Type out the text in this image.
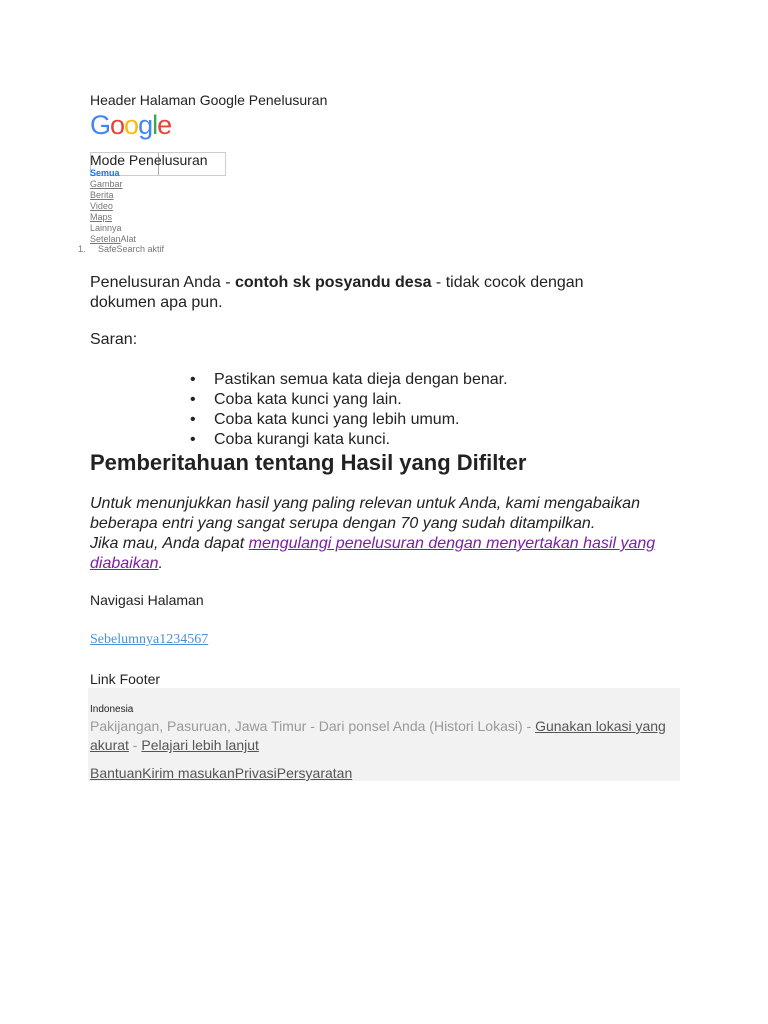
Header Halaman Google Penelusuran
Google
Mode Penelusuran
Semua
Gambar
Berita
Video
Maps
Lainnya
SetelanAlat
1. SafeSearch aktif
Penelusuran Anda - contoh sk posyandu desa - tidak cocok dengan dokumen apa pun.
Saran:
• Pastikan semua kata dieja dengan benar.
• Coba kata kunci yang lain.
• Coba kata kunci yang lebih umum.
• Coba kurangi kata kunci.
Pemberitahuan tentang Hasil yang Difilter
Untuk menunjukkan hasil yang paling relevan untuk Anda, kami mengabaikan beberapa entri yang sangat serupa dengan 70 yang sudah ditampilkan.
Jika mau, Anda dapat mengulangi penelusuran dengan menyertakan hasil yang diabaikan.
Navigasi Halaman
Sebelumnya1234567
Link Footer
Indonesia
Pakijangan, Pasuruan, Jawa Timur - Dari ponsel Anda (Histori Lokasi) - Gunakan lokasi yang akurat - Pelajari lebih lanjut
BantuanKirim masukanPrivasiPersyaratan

##############################

**The problem:**
Reproduce the data above in full, exactly as it is, with the pictures left out.

**Response for this exercise:**
Type out the text in this image.
Header Halaman Google Penelusuran
Google
Mode Penelusuran
Semua
Gambar
Berita
Video
Maps
Lainnya
SetelanAlat
1. SafeSearch aktif
Penelusuran Anda - contoh sk posyandu desa - tidak cocok dengan dokumen apa pun.
Saran:
• Pastikan semua kata dieja dengan benar.
• Coba kata kunci yang lain.
• Coba kata kunci yang lebih umum.
• Coba kurangi kata kunci.
Pemberitahuan tentang Hasil yang Difilter
Untuk menunjukkan hasil yang paling relevan untuk Anda, kami mengabaikan beberapa entri yang sangat serupa dengan 70 yang sudah ditampilkan.
Jika mau, Anda dapat mengulangi penelusuran dengan menyertakan hasil yang diabaikan.
Navigasi Halaman
Sebelumnya1234567
Link Footer
Indonesia
Pakijangan, Pasuruan, Jawa Timur - Dari ponsel Anda (Histori Lokasi) - Gunakan lokasi yang akurat - Pelajari lebih lanjut
BantuanKirim masukanPrivasiPersyaratan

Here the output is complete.